● About this exercise
What you produce should match the records exactly, line for line.

***

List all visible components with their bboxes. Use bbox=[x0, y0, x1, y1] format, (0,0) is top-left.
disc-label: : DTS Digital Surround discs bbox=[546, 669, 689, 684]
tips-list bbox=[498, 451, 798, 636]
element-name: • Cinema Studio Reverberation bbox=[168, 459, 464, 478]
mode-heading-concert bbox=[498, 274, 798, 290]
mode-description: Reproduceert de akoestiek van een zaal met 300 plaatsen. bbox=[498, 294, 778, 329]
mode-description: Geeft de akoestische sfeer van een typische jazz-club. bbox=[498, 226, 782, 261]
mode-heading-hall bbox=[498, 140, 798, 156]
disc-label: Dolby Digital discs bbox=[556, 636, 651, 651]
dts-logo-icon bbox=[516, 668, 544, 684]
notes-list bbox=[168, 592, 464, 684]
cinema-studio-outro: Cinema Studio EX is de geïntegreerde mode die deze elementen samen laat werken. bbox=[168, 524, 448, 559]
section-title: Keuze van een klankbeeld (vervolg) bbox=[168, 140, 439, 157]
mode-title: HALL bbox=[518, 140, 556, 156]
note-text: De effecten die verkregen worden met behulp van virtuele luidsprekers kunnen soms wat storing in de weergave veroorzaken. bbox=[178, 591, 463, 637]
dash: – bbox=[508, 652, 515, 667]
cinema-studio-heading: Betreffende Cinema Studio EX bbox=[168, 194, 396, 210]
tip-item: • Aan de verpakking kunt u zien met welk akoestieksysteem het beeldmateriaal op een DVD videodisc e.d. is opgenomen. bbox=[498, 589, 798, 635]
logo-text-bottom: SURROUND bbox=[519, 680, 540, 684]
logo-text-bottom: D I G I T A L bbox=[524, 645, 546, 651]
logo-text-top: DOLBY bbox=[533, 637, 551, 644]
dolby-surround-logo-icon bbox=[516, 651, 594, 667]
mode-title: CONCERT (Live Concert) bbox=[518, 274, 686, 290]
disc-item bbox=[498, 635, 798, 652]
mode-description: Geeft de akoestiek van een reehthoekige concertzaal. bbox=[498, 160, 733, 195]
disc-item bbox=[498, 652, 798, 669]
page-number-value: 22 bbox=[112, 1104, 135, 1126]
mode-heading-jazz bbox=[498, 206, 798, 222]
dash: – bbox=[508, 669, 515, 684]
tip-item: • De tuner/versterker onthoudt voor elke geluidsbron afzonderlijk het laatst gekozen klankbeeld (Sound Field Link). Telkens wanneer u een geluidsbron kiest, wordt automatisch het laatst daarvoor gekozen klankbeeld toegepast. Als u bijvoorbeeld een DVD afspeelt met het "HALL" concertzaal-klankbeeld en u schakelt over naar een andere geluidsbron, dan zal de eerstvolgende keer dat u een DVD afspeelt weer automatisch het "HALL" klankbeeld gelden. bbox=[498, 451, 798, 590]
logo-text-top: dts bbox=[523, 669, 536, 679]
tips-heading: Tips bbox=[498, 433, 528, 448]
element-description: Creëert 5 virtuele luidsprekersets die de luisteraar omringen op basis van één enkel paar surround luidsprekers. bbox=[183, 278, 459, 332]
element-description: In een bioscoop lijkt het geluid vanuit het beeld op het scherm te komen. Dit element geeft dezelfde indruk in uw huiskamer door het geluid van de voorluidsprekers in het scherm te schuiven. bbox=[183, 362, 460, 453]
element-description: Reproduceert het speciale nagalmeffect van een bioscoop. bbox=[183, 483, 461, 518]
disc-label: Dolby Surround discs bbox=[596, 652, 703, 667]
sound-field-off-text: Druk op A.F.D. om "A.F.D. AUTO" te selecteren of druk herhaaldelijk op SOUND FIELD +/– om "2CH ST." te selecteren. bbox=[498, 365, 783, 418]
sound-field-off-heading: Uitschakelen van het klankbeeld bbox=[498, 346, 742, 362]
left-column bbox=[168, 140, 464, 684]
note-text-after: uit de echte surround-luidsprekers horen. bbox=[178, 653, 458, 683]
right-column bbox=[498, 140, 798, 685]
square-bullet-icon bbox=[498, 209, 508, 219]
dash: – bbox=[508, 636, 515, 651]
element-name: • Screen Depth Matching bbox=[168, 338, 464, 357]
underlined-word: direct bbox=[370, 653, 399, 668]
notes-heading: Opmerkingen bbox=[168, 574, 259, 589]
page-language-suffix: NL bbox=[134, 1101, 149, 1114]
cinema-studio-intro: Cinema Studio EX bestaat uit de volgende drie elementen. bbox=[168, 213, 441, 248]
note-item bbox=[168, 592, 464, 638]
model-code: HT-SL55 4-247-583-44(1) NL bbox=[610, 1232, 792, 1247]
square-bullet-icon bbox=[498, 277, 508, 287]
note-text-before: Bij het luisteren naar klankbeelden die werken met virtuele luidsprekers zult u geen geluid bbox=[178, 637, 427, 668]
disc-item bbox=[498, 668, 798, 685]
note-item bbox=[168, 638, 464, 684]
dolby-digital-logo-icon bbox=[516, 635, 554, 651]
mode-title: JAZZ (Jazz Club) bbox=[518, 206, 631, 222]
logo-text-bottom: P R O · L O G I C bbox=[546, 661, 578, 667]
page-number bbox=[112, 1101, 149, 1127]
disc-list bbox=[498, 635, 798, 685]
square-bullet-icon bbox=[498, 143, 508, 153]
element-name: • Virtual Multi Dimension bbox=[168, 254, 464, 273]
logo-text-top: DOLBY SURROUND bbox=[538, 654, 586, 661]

***

● Result of this task
List all visible components with their bboxes. Use bbox=[x0, y0, x1, y1] format, (0,0) is top-left.
disc-label: : DTS Digital Surround discs bbox=[546, 669, 689, 684]
tips-list bbox=[498, 451, 798, 636]
element-name: • Cinema Studio Reverberation bbox=[168, 459, 464, 478]
mode-heading-concert bbox=[498, 274, 798, 290]
mode-description: Reproduceert de akoestiek van een zaal met 300 plaatsen. bbox=[498, 294, 778, 329]
mode-description: Geeft de akoestische sfeer van een typische jazz-club. bbox=[498, 226, 782, 261]
mode-heading-hall bbox=[498, 140, 798, 156]
disc-label: Dolby Digital discs bbox=[556, 636, 651, 651]
dts-logo-icon bbox=[516, 668, 544, 684]
notes-list bbox=[168, 592, 464, 684]
cinema-studio-outro: Cinema Studio EX is de geïntegreerde mode die deze elementen samen laat werken. bbox=[168, 524, 448, 559]
section-title: Keuze van een klankbeeld (vervolg) bbox=[168, 140, 439, 157]
mode-title: HALL bbox=[518, 140, 556, 156]
note-text: De effecten die verkregen worden met behulp van virtuele luidsprekers kunnen soms wat storing in de weergave veroorzaken. bbox=[178, 591, 463, 637]
dash: – bbox=[508, 652, 515, 667]
cinema-studio-heading: Betreffende Cinema Studio EX bbox=[168, 194, 396, 210]
tip-item: • Aan de verpakking kunt u zien met welk akoestieksysteem het beeldmateriaal op een DVD videodisc e.d. is opgenomen. bbox=[498, 589, 798, 635]
logo-text-bottom: SURROUND bbox=[519, 680, 540, 684]
logo-text-bottom: D I G I T A L bbox=[524, 645, 546, 651]
logo-text-top: DOLBY bbox=[533, 637, 551, 644]
dolby-surround-logo-icon bbox=[516, 651, 594, 667]
mode-title: CONCERT (Live Concert) bbox=[518, 274, 686, 290]
disc-item bbox=[498, 635, 798, 652]
mode-description: Geeft de akoestiek van een reehthoekige concertzaal. bbox=[498, 160, 733, 195]
disc-item bbox=[498, 652, 798, 669]
page-number-value: 22 bbox=[112, 1104, 135, 1126]
mode-heading-jazz bbox=[498, 206, 798, 222]
dash: – bbox=[508, 669, 515, 684]
tip-item: • De tuner/versterker onthoudt voor elke geluidsbron afzonderlijk het laatst gekozen klankbeeld (Sound Field Link). Telkens wanneer u een geluidsbron kiest, wordt automatisch het laatst daarvoor gekozen klankbeeld toegepast. Als u bijvoorbeeld een DVD afspeelt met het "HALL" concertzaal-klankbeeld en u schakelt over naar een andere geluidsbron, dan zal de eerstvolgende keer dat u een DVD afspeelt weer automatisch het "HALL" klankbeeld gelden. bbox=[498, 451, 798, 590]
logo-text-top: dts bbox=[523, 669, 536, 679]
tips-heading: Tips bbox=[498, 433, 528, 448]
element-description: Creëert 5 virtuele luidsprekersets die de luisteraar omringen op basis van één enkel paar surround luidsprekers. bbox=[183, 278, 459, 332]
element-description: In een bioscoop lijkt het geluid vanuit het beeld op het scherm te komen. Dit element geeft dezelfde indruk in uw huiskamer door het geluid van de voorluidsprekers in het scherm te schuiven. bbox=[183, 362, 460, 453]
element-description: Reproduceert het speciale nagalmeffect van een bioscoop. bbox=[183, 483, 461, 518]
disc-label: Dolby Surround discs bbox=[596, 652, 703, 667]
sound-field-off-text: Druk op A.F.D. om "A.F.D. AUTO" te selecteren of druk herhaaldelijk op SOUND FIELD +/– om "2CH ST." te selecteren. bbox=[498, 365, 783, 418]
sound-field-off-heading: Uitschakelen van het klankbeeld bbox=[498, 346, 742, 362]
left-column bbox=[168, 140, 464, 684]
note-text-after: uit de echte surround-luidsprekers horen. bbox=[178, 653, 458, 683]
right-column bbox=[498, 140, 798, 685]
square-bullet-icon bbox=[498, 209, 508, 219]
dash: – bbox=[508, 636, 515, 651]
element-name: • Screen Depth Matching bbox=[168, 338, 464, 357]
underlined-word: direct bbox=[370, 653, 399, 668]
notes-heading: Opmerkingen bbox=[168, 574, 259, 589]
page-language-suffix: NL bbox=[134, 1101, 149, 1114]
cinema-studio-intro: Cinema Studio EX bestaat uit de volgende drie elementen. bbox=[168, 213, 441, 248]
note-item bbox=[168, 592, 464, 638]
model-code: HT-SL55 4-247-583-44(1) NL bbox=[610, 1232, 792, 1247]
square-bullet-icon bbox=[498, 277, 508, 287]
note-text-before: Bij het luisteren naar klankbeelden die werken met virtuele luidsprekers zult u geen geluid bbox=[178, 637, 427, 668]
disc-item bbox=[498, 668, 798, 685]
note-item bbox=[168, 638, 464, 684]
dolby-digital-logo-icon bbox=[516, 635, 554, 651]
mode-title: JAZZ (Jazz Club) bbox=[518, 206, 631, 222]
logo-text-bottom: P R O · L O G I C bbox=[546, 661, 578, 667]
page-number bbox=[112, 1101, 149, 1127]
disc-list bbox=[498, 635, 798, 685]
square-bullet-icon bbox=[498, 143, 508, 153]
element-name: • Virtual Multi Dimension bbox=[168, 254, 464, 273]
logo-text-top: DOLBY SURROUND bbox=[538, 654, 586, 661]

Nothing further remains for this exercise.